▼

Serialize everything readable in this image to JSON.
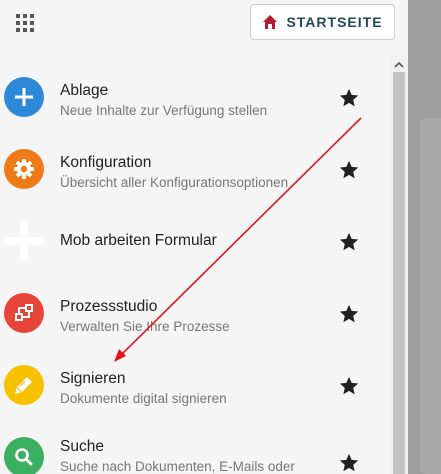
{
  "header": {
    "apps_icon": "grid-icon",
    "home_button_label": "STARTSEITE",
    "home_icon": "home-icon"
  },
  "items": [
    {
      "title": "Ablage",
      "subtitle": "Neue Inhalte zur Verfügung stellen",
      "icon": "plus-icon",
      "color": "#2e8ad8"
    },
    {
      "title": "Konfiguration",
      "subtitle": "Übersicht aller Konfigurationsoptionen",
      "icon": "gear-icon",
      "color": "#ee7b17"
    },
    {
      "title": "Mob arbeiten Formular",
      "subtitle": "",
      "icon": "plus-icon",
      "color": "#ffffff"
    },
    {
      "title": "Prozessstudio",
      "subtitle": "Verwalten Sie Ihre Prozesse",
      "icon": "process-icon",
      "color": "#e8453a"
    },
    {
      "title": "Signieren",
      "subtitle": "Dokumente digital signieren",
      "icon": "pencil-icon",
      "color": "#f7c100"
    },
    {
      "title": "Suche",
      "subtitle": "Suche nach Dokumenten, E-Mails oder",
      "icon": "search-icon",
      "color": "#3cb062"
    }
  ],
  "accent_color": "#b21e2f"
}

▲

**To be done:** Apart from the pictures, the entries above are to be repeated in full and exactly.

**Solution to the exercise:**
Serialize everything readable in this image to JSON.
{
  "header": {
    "apps_icon": "grid-icon",
    "home_button_label": "STARTSEITE",
    "home_icon": "home-icon"
  },
  "items": [
    {
      "title": "Ablage",
      "subtitle": "Neue Inhalte zur Verfügung stellen",
      "icon": "plus-icon",
      "color": "#2e8ad8"
    },
    {
      "title": "Konfiguration",
      "subtitle": "Übersicht aller Konfigurationsoptionen",
      "icon": "gear-icon",
      "color": "#ee7b17"
    },
    {
      "title": "Mob arbeiten Formular",
      "subtitle": "",
      "icon": "plus-icon",
      "color": "#ffffff"
    },
    {
      "title": "Prozessstudio",
      "subtitle": "Verwalten Sie Ihre Prozesse",
      "icon": "process-icon",
      "color": "#e8453a"
    },
    {
      "title": "Signieren",
      "subtitle": "Dokumente digital signieren",
      "icon": "pencil-icon",
      "color": "#f7c100"
    },
    {
      "title": "Suche",
      "subtitle": "Suche nach Dokumenten, E-Mails oder",
      "icon": "search-icon",
      "color": "#3cb062"
    }
  ],
  "accent_color": "#b21e2f"
}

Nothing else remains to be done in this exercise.